## SOAL LATIHAN A:
Menurut berita tentang harga minyak, berapa harga minyak jenis West Texas Intermediate untuk pengiriman Juli di New York Mercantile Exchange?
## SOAL LATIHAN B:
Lanjutkan berita tentang penurunan harga minyak dunia itu mulai dari kalimat terakhirnya.

## KUTIPAN SUMBER:
━━━━━━━━━━━━━━━━━━━━━━━━━━━━━━

Harga Minyak Tergerus Penguatan Dolar AS

Harga minyak dunia turun tertekan penguatan dolar AS dan kenaikan ekspor minyak Irak.

oleh Nurseffi Dwi Wahyuni diperbarui 28 Mei 2015, 06:01 WIB
Diterbitkan 28 Mei 2015, 06:01 WIB
Ilustrasi Tambang Minyak 5 (Liputan6.com/M.Iqbal)
Ilustrasi Tambang Minyak 5 (Liputan6.com/M.Iqbal)

Liputan6.com, New York - Harga minyak dunia turun pada perdagangan Rabu (Kamis pagi WIB) tertekan penguatan dolar Amerika Serikat (AS) dan kenaikan ekspor minyak Irak yang meningkatkan kekhawatiran semakin membanjirnya pasokan global.

Dilansir dari AFP, Kamis (28/5/2015), harga minyak jenis West Texas Intermediate (WTI) untuk pengiriman Juli tercatat turun US$ 52 sen menjadi US$ 57,51 per barel di New York Mercantile Exchange.

━━━━━━━━━━━━━━━━━━━━━━━━━━━━━━

## DATA TERSEDIA:
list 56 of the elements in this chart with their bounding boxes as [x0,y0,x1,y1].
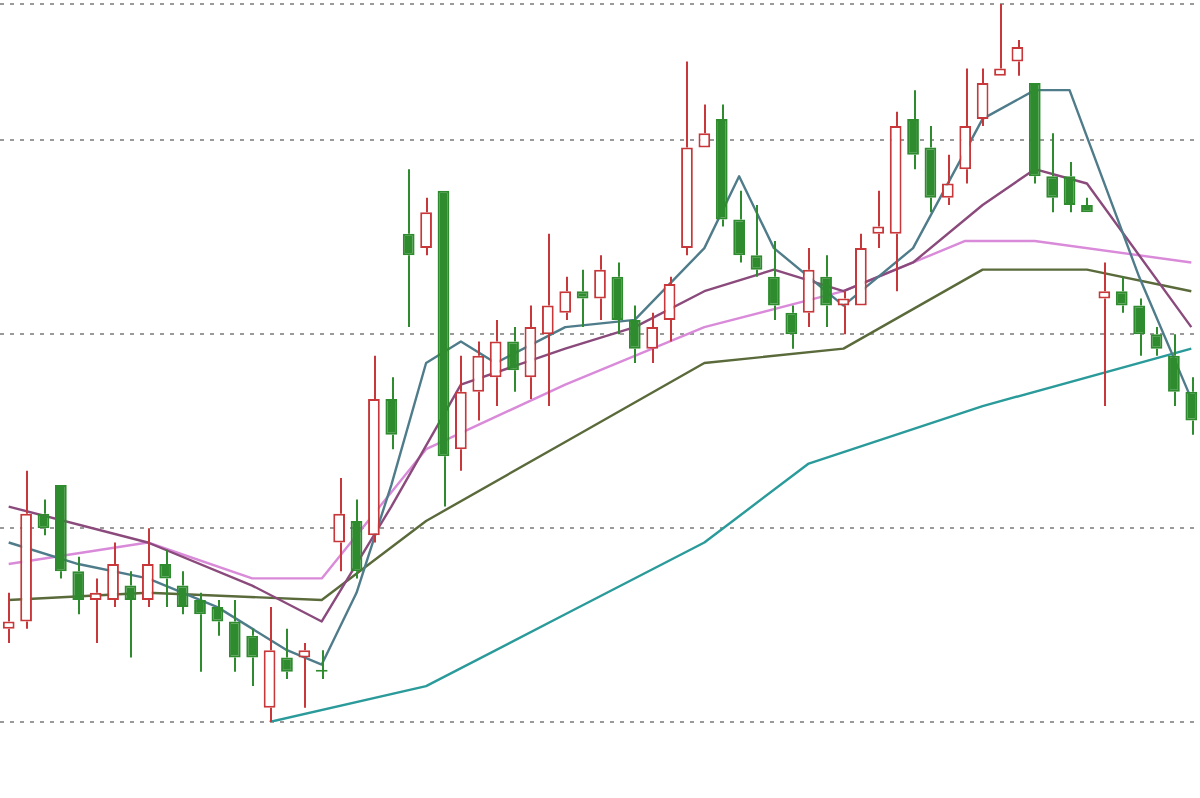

━━━━━━━━━━━━━━━━━━━━━━━━━━━━━━

## JAWABAN SOAL A:
US$ 57,51 per barel.

## JAWABAN SOAL B:
Sedangkan harga minyak Brent untuk Juli melemah US$ 1,66 menjadi US$ 62,06 per barel di perdagangan London.

Harga minyak sempat menguat pada awal perdagangan, namun keuntungannya menguap akibat menguatnya dolar AS, menyentuh tingkat tertinggi dalam hampir satu bulan terhadap mata uang utama lainnya. Hal ini membuat minyak mentah yang dijual dalam dolar AS terasa lebih mahal bagi pemegang mata uang lainnya.
 
Pasar juga masih menanti laporan minyak mingguan dari Departemen Energi AS (DoE). Para analis memperkirakan bahwa persediaan minyak mentah jatuh untuk minggu keempat berturut-turut, sebesar 2 juta barel menjadi 482,2 juta barel.

Pedagang berharap pelambatan dalam produksi minyak di AS, ditambah dengan peningkatan permintaan selama musim panas, bisa mengurangi kelebihan pasokan global, faktor kunci yang mendorong harga lebih dari 50 persen sejak Juni hingga Januari tahun lalu.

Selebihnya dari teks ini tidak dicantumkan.